Repeat every record below exactly as written.
----------
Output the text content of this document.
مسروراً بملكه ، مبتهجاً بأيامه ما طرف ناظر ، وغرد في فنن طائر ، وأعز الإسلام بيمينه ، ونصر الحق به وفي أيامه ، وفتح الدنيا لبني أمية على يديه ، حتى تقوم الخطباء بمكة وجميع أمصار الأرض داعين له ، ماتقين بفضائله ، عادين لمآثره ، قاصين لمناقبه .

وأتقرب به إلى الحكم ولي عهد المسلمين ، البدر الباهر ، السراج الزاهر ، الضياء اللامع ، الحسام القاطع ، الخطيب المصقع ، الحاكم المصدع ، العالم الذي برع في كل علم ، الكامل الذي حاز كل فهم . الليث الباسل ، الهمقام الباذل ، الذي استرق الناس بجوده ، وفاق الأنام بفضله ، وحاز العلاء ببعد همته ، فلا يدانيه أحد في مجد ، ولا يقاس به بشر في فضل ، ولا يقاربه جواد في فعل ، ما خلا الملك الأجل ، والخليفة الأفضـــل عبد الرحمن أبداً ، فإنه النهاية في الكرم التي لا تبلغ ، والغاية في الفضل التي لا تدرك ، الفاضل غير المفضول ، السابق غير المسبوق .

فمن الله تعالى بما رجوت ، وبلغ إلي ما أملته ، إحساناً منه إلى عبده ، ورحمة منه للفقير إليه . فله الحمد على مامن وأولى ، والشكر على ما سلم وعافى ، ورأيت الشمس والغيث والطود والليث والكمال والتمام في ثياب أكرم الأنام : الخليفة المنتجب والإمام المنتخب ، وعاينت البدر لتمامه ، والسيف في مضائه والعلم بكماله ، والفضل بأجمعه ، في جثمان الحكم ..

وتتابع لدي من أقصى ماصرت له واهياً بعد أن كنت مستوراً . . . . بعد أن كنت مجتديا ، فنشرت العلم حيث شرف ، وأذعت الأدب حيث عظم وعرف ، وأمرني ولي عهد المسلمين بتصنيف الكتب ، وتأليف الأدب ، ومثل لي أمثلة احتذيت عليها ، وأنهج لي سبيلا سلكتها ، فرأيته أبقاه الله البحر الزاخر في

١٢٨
----------
## Task solution
Output the text content of this document.
مسروراً بملكه ، مبتهجاً بأيامه ما طرف ناظر ، وغرد في فنن طائر ، وأعز الإسلام بيمينه ، ونصر الحق به وفي أيامه ، وفتح الدنيا لبني أمية على يديه ، حتى تقوم الخطباء بمكة وجميع أمصار الأرض داعين له ، ماتقين بفضائله ، عادين لمآثره ، قاصين لمناقبه .

وأتقرب به إلى الحكم ولي عهد المسلمين ، البدر الباهر ، السراج الزاهر ، الضياء اللامع ، الحسام القاطع ، الخطيب المصقع ، الحاكم المصدع ، العالم الذي برع في كل علم ، الكامل الذي حاز كل فهم . الليث الباسل ، الهمقام الباذل ، الذي استرق الناس بجوده ، وفاق الأنام بفضله ، وحاز العلاء ببعد همته ، فلا يدانيه أحد في مجد ، ولا يقاس به بشر في فضل ، ولا يقاربه جواد في فعل ، ما خلا الملك الأجل ، والخليفة الأفضـــل عبد الرحمن أبداً ، فإنه النهاية في الكرم التي لا تبلغ ، والغاية في الفضل التي لا تدرك ، الفاضل غير المفضول ، السابق غير المسبوق .

فمن الله تعالى بما رجوت ، وبلغ إلي ما أملته ، إحساناً منه إلى عبده ، ورحمة منه للفقير إليه . فله الحمد على مامن وأولى ، والشكر على ما سلم وعافى ، ورأيت الشمس والغيث والطود والليث والكمال والتمام في ثياب أكرم الأنام : الخليفة المنتجب والإمام المنتخب ، وعاينت البدر لتمامه ، والسيف في مضائه والعلم بكماله ، والفضل بأجمعه ، في جثمان الحكم ..

وتتابع لدي من أقصى ماصرت له واهياً بعد أن كنت مستوراً . . . . بعد أن كنت مجتديا ، فنشرت العلم حيث شرف ، وأذعت الأدب حيث عظم وعرف ، وأمرني ولي عهد المسلمين بتصنيف الكتب ، وتأليف الأدب ، ومثل لي أمثلة احتذيت عليها ، وأنهج لي سبيلا سلكتها ، فرأيته أبقاه الله البحر الزاخر في

١٢٨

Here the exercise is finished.